::: TASK MATERIAL :::
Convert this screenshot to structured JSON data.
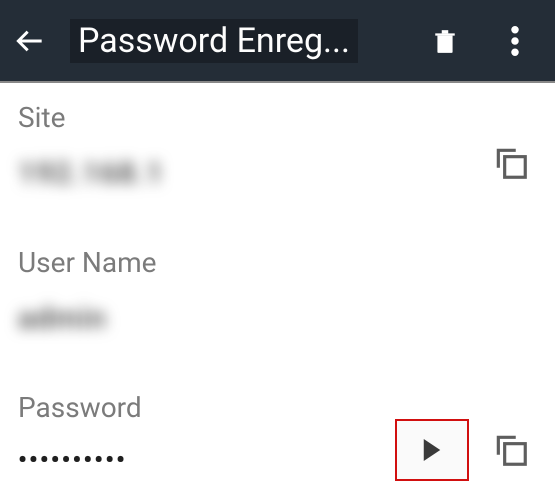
{
  "header": {
    "title": "Password Enreg..."
  },
  "site": {
    "label": "Site",
    "value": "192.168.1"
  },
  "username": {
    "label": "User Name",
    "value": "admin"
  },
  "password": {
    "label": "Password",
    "masked": "••••••••••"
  },
  "colors": {
    "header_bg": "#242d37",
    "highlight": "#d10f0f"
  }
}
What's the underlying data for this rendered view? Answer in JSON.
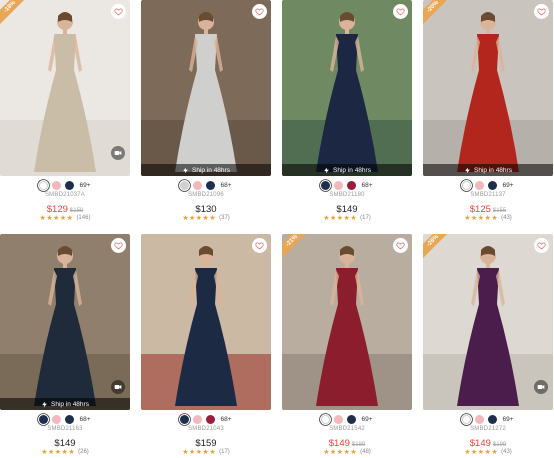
{
  "colors": {
    "sale_price": "#e8453c",
    "star": "#e6a23c",
    "badge": "#e9a657"
  },
  "products": [
    {
      "badge": "-18%",
      "ship_text": "",
      "swatches": [
        "#ffffff",
        "#f3b8bd",
        "#1e2e4d"
      ],
      "more_colors": "69+",
      "code": "SMBD21037A",
      "price": "$129",
      "original_price": "$159",
      "on_sale": true,
      "stars": "★★★★★",
      "reviews": "(146)",
      "has_video": true,
      "scene": {
        "bg": "#ebe8e3",
        "dress": "#c9bda8",
        "bg2": "#d9d4cc"
      }
    },
    {
      "badge": "",
      "ship_text": "Ship in 48hrs",
      "swatches": [
        "#d0d0d0",
        "#f3b8bd",
        "#1e2e4d"
      ],
      "more_colors": "68+",
      "code": "SMBD21096",
      "price": "$130",
      "original_price": "",
      "on_sale": false,
      "stars": "★★★★★",
      "reviews": "(37)",
      "has_video": false,
      "scene": {
        "bg": "#7d6a58",
        "dress": "#cfcfcd",
        "bg2": "#5e4e40"
      }
    },
    {
      "badge": "",
      "ship_text": "Ship in 48hrs",
      "swatches": [
        "#1e2e4d",
        "#f3b8bd",
        "#9b1c3a"
      ],
      "more_colors": "68+",
      "code": "SMBD21180",
      "price": "$149",
      "original_price": "",
      "on_sale": false,
      "stars": "★★★★★",
      "reviews": "(17)",
      "has_video": false,
      "scene": {
        "bg": "#6f8a62",
        "dress": "#1c2743",
        "bg2": "#3f5c48"
      }
    },
    {
      "badge": "-20%",
      "ship_text": "Ship in 48hrs",
      "swatches": [
        "#ffffff",
        "#f3b8bd",
        "#1e2e4d"
      ],
      "more_colors": "69+",
      "code": "SMBD21137",
      "price": "$125",
      "original_price": "$155",
      "on_sale": true,
      "stars": "★★★★★",
      "reviews": "(43)",
      "has_video": false,
      "scene": {
        "bg": "#c9c4bd",
        "dress": "#b2261e",
        "bg2": "#a8a39b"
      }
    },
    {
      "badge": "",
      "ship_text": "Ship in 48hrs",
      "swatches": [
        "#1e2e4d",
        "#f3b8bd",
        "#1e2e4d"
      ],
      "more_colors": "68+",
      "code": "SMBD21163",
      "price": "$149",
      "original_price": "",
      "on_sale": false,
      "stars": "★★★★★",
      "reviews": "(26)",
      "has_video": true,
      "scene": {
        "bg": "#8f7f6c",
        "dress": "#1f2b3a",
        "bg2": "#6c5c4b"
      }
    },
    {
      "badge": "",
      "ship_text": "",
      "swatches": [
        "#1e2e4d",
        "#f3b8bd",
        "#9b1c3a"
      ],
      "more_colors": "68+",
      "code": "SMBD21043",
      "price": "$159",
      "original_price": "",
      "on_sale": false,
      "stars": "★★★★★",
      "reviews": "(17)",
      "has_video": false,
      "scene": {
        "bg": "#cbb9a3",
        "dress": "#1d2a44",
        "bg2": "#9b3a30"
      }
    },
    {
      "badge": "-21%",
      "ship_text": "",
      "swatches": [
        "#ffffff",
        "#f3b8bd",
        "#1e2e4d"
      ],
      "more_colors": "69+",
      "code": "SMBD21542",
      "price": "$149",
      "original_price": "$189",
      "on_sale": true,
      "stars": "★★★★★",
      "reviews": "(48)",
      "has_video": false,
      "scene": {
        "bg": "#b9ada0",
        "dress": "#8b1d2c",
        "bg2": "#8e8276"
      }
    },
    {
      "badge": "-26%",
      "ship_text": "",
      "swatches": [
        "#ffffff",
        "#f3b8bd",
        "#1e2e4d"
      ],
      "more_colors": "69+",
      "code": "SMBD21272",
      "price": "$149",
      "original_price": "$199",
      "on_sale": true,
      "stars": "★★★★★",
      "reviews": "(43)",
      "has_video": true,
      "scene": {
        "bg": "#ddd9d2",
        "dress": "#4a1d4d",
        "bg2": "#bdb7ad"
      }
    }
  ]
}
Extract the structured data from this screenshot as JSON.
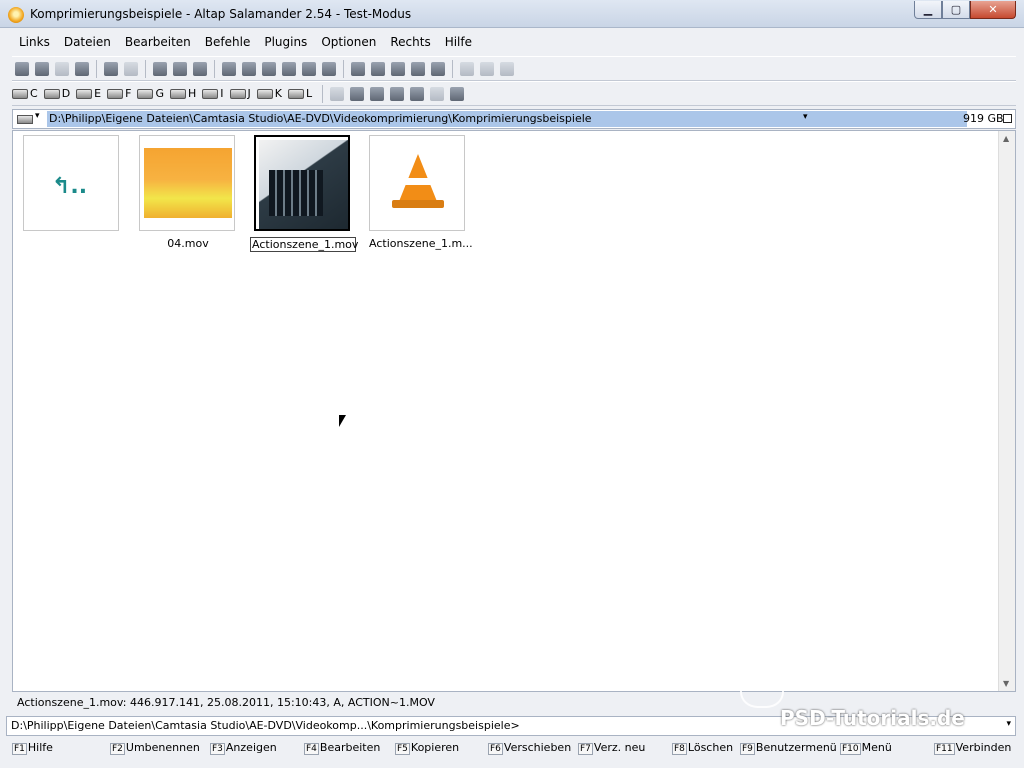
{
  "window": {
    "title": "Komprimierungsbeispiele - Altap Salamander 2.54 - Test-Modus",
    "controls": {
      "minimize": "▁",
      "maximize": "▢",
      "close": "✕"
    }
  },
  "menubar": {
    "items": [
      "Links",
      "Dateien",
      "Bearbeiten",
      "Befehle",
      "Plugins",
      "Optionen",
      "Rechts",
      "Hilfe"
    ],
    "underlines": [
      "L",
      "D",
      "B",
      "f",
      "P",
      "O",
      "R",
      "H"
    ]
  },
  "drives": [
    "C",
    "D",
    "E",
    "F",
    "G",
    "H",
    "I",
    "J",
    "K",
    "L"
  ],
  "path": {
    "text": "D:\\Philipp\\Eigene Dateien\\Camtasia Studio\\AE-DVD\\Videokomprimierung\\Komprimierungsbeispiele",
    "free_space": "919 GB",
    "dropdown_arrow": "▾"
  },
  "files": [
    {
      "name": "",
      "type": "up-dir",
      "glyph": "↰.."
    },
    {
      "name": "04.mov",
      "type": "video-fire"
    },
    {
      "name": "Actionszene_1.mov",
      "type": "video-building",
      "selected": true
    },
    {
      "name": "Actionszene_1.m...",
      "type": "vlc"
    }
  ],
  "status": {
    "info": "Actionszene_1.mov: 446.917.141, 25.08.2011, 15:10:43, A, ACTION~1.MOV"
  },
  "command_line": {
    "value": "D:\\Philipp\\Eigene Dateien\\Camtasia Studio\\AE-DVD\\Videokomp...\\Komprimierungsbeispiele>",
    "arrow": "▾"
  },
  "function_keys": [
    {
      "key": "F1",
      "label": "Hilfe"
    },
    {
      "key": "F2",
      "label": "Umbenennen"
    },
    {
      "key": "F3",
      "label": "Anzeigen"
    },
    {
      "key": "F4",
      "label": "Bearbeiten"
    },
    {
      "key": "F5",
      "label": "Kopieren"
    },
    {
      "key": "F6",
      "label": "Verschieben"
    },
    {
      "key": "F7",
      "label": "Verz. neu"
    },
    {
      "key": "F8",
      "label": "Löschen"
    },
    {
      "key": "F9",
      "label": "Benutzermenü"
    },
    {
      "key": "F10",
      "label": "Menü"
    },
    {
      "key": "F11",
      "label": "Verbinden"
    }
  ],
  "watermark": "PSD-Tutorials.de",
  "colors": {
    "path_highlight": "#abc6e9",
    "titlebar": "#c9d5e6",
    "selection_border": "#000000"
  }
}
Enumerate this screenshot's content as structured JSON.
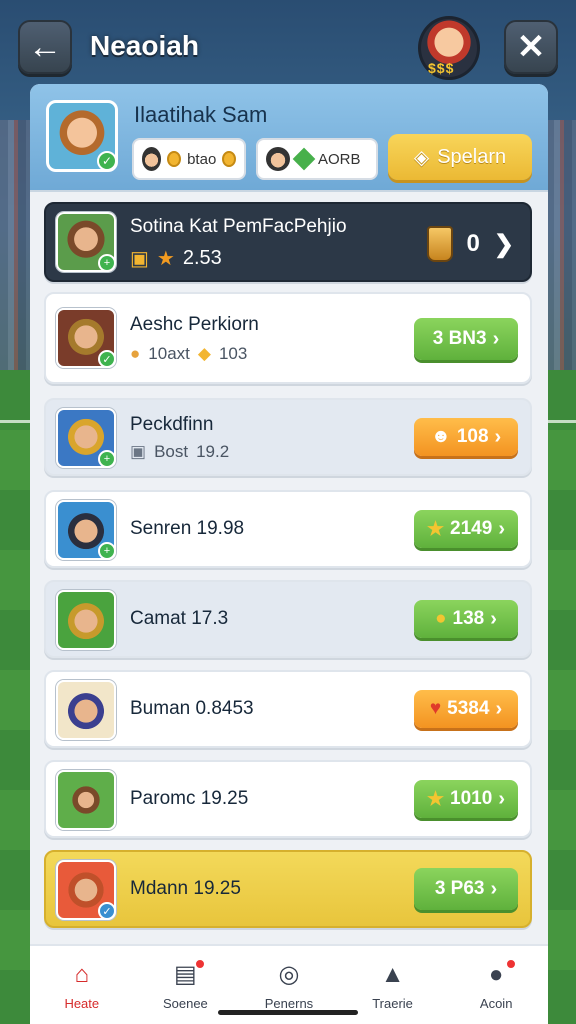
:::
§ **OBJECTIVE**:
Can you restate all the records above word for word while dropping the pictures?

§ **ANSWER TO THE TASK**:
Convert this screenshot to structured JSON data.
{
  "header": {
    "title": "Password Enreg..."
  },
  "site": {
    "label": "Site",
    "value": "192.168.1"
  },
  "username": {
    "label": "User Name",
    "value": "admin"
  },
  "password": {
    "label": "Password",
    "masked": "••••••••••"
  },
  "colors": {
    "header_bg": "#242d37",
    "highlight": "#d10f0f"
  }
}
What's the underlying data for this rendered view? Answer in JSON.
{
  "colors": {
    "sale_price": "#e8453c",
    "star": "#e6a23c",
    "badge": "#e9a657"
  },
  "products": [
    {
      "badge": "-18%",
      "ship_text": "",
      "swatches": [
        "#ffffff",
        "#f3b8bd",
        "#1e2e4d"
      ],
      "more_colors": "69+",
      "code": "SMBD21037A",
      "price": "$129",
      "original_price": "$159",
      "on_sale": true,
      "stars": "★★★★★",
      "reviews": "(146)",
      "has_video": true,
      "scene": {
        "bg": "#ebe8e3",
        "dress": "#c9bda8",
        "bg2": "#d9d4cc"
      }
    },
    {
      "badge": "",
      "ship_text": "Ship in 48hrs",
      "swatches": [
        "#d0d0d0",
        "#f3b8bd",
        "#1e2e4d"
      ],
      "more_colors": "68+",
      "code": "SMBD21096",
      "price": "$130",
      "original_price": "",
      "on_sale": false,
      "stars": "★★★★★",
      "reviews": "(37)",
      "has_video": false,
      "scene": {
        "bg": "#7d6a58",
        "dress": "#cfcfcd",
        "bg2": "#5e4e40"
      }
    },
    {
      "badge": "",
      "ship_text": "Ship in 48hrs",
      "swatches": [
        "#1e2e4d",
        "#f3b8bd",
        "#9b1c3a"
      ],
      "more_colors": "68+",
      "code": "SMBD21180",
      "price": "$149",
      "original_price": "",
      "on_sale": false,
      "stars": "★★★★★",
      "reviews": "(17)",
      "has_video": false,
      "scene": {
        "bg": "#6f8a62",
        "dress": "#1c2743",
        "bg2": "#3f5c48"
      }
    },
    {
      "badge": "-20%",
      "ship_text": "Ship in 48hrs",
      "swatches": [
        "#ffffff",
        "#f3b8bd",
        "#1e2e4d"
      ],
      "more_colors": "69+",
      "code": "SMBD21137",
      "price": "$125",
      "original_price": "$155",
      "on_sale": true,
      "stars": "★★★★★",
      "reviews": "(43)",
      "has_video": false,
      "scene": {
        "bg": "#c9c4bd",
        "dress": "#b2261e",
        "bg2": "#a8a39b"
      }
    },
    {
      "badge": "",
      "ship_text": "Ship in 48hrs",
      "swatches": [
        "#1e2e4d",
        "#f3b8bd",
        "#1e2e4d"
      ],
      "more_colors": "68+",
      "code": "SMBD21163",
      "price": "$149",
      "original_price": "",
      "on_sale": false,
      "stars": "★★★★★",
      "reviews": "(26)",
      "has_video": true,
      "scene": {
        "bg": "#8f7f6c",
        "dress": "#1f2b3a",
        "bg2": "#6c5c4b"
      }
    },
    {
      "badge": "",
      "ship_text": "",
      "swatches": [
        "#1e2e4d",
        "#f3b8bd",
        "#9b1c3a"
      ],
      "more_colors": "68+",
      "code": "SMBD21043",
      "price": "$159",
      "original_price": "",
      "on_sale": false,
      "stars": "★★★★★",
      "reviews": "(17)",
      "has_video": false,
      "scene": {
        "bg": "#cbb9a3",
        "dress": "#1d2a44",
        "bg2": "#9b3a30"
      }
    },
    {
      "badge": "-21%",
      "ship_text": "",
      "swatches": [
        "#ffffff",
        "#f3b8bd",
        "#1e2e4d"
      ],
      "more_colors": "69+",
      "code": "SMBD21542",
      "price": "$149",
      "original_price": "$189",
      "on_sale": true,
      "stars": "★★★★★",
      "reviews": "(48)",
      "has_video": false,
      "scene": {
        "bg": "#b9ada0",
        "dress": "#8b1d2c",
        "bg2": "#8e8276"
      }
    },
    {
      "badge": "-26%",
      "ship_text": "",
      "swatches": [
        "#ffffff",
        "#f3b8bd",
        "#1e2e4d"
      ],
      "more_colors": "69+",
      "code": "SMBD21272",
      "price": "$149",
      "original_price": "$199",
      "on_sale": true,
      "stars": "★★★★★",
      "reviews": "(43)",
      "has_video": true,
      "scene": {
        "bg": "#ddd9d2",
        "dress": "#4a1d4d",
        "bg2": "#bdb7ad"
      }
    }
  ]
}
Extract the structured data from this screenshot as JSON.
{
  "window": {
    "title": "Komprimierungsbeispiele - Altap Salamander 2.54 - Test-Modus",
    "controls": {
      "minimize": "▁",
      "maximize": "▢",
      "close": "✕"
    }
  },
  "menubar": {
    "items": [
      "Links",
      "Dateien",
      "Bearbeiten",
      "Befehle",
      "Plugins",
      "Optionen",
      "Rechts",
      "Hilfe"
    ],
    "underlines": [
      "L",
      "D",
      "B",
      "f",
      "P",
      "O",
      "R",
      "H"
    ]
  },
  "drives": [
    "C",
    "D",
    "E",
    "F",
    "G",
    "H",
    "I",
    "J",
    "K",
    "L"
  ],
  "path": {
    "text": "D:\\Philipp\\Eigene Dateien\\Camtasia Studio\\AE-DVD\\Videokomprimierung\\Komprimierungsbeispiele",
    "free_space": "919 GB",
    "dropdown_arrow": "▾"
  },
  "files": [
    {
      "name": "",
      "type": "up-dir",
      "glyph": "↰.."
    },
    {
      "name": "04.mov",
      "type": "video-fire"
    },
    {
      "name": "Actionszene_1.mov",
      "type": "video-building",
      "selected": true
    },
    {
      "name": "Actionszene_1.m...",
      "type": "vlc"
    }
  ],
  "status": {
    "info": "Actionszene_1.mov: 446.917.141, 25.08.2011, 15:10:43, A, ACTION~1.MOV"
  },
  "command_line": {
    "value": "D:\\Philipp\\Eigene Dateien\\Camtasia Studio\\AE-DVD\\Videokomp...\\Komprimierungsbeispiele>",
    "arrow": "▾"
  },
  "function_keys": [
    {
      "key": "F1",
      "label": "Hilfe"
    },
    {
      "key": "F2",
      "label": "Umbenennen"
    },
    {
      "key": "F3",
      "label": "Anzeigen"
    },
    {
      "key": "F4",
      "label": "Bearbeiten"
    },
    {
      "key": "F5",
      "label": "Kopieren"
    },
    {
      "key": "F6",
      "label": "Verschieben"
    },
    {
      "key": "F7",
      "label": "Verz. neu"
    },
    {
      "key": "F8",
      "label": "Löschen"
    },
    {
      "key": "F9",
      "label": "Benutzermenü"
    },
    {
      "key": "F10",
      "label": "Menü"
    },
    {
      "key": "F11",
      "label": "Verbinden"
    }
  ],
  "watermark": "PSD-Tutorials.de",
  "colors": {
    "path_highlight": "#abc6e9",
    "titlebar": "#c9d5e6",
    "selection_border": "#000000"
  }
}
Enumerate this screenshot's content as structured JSON.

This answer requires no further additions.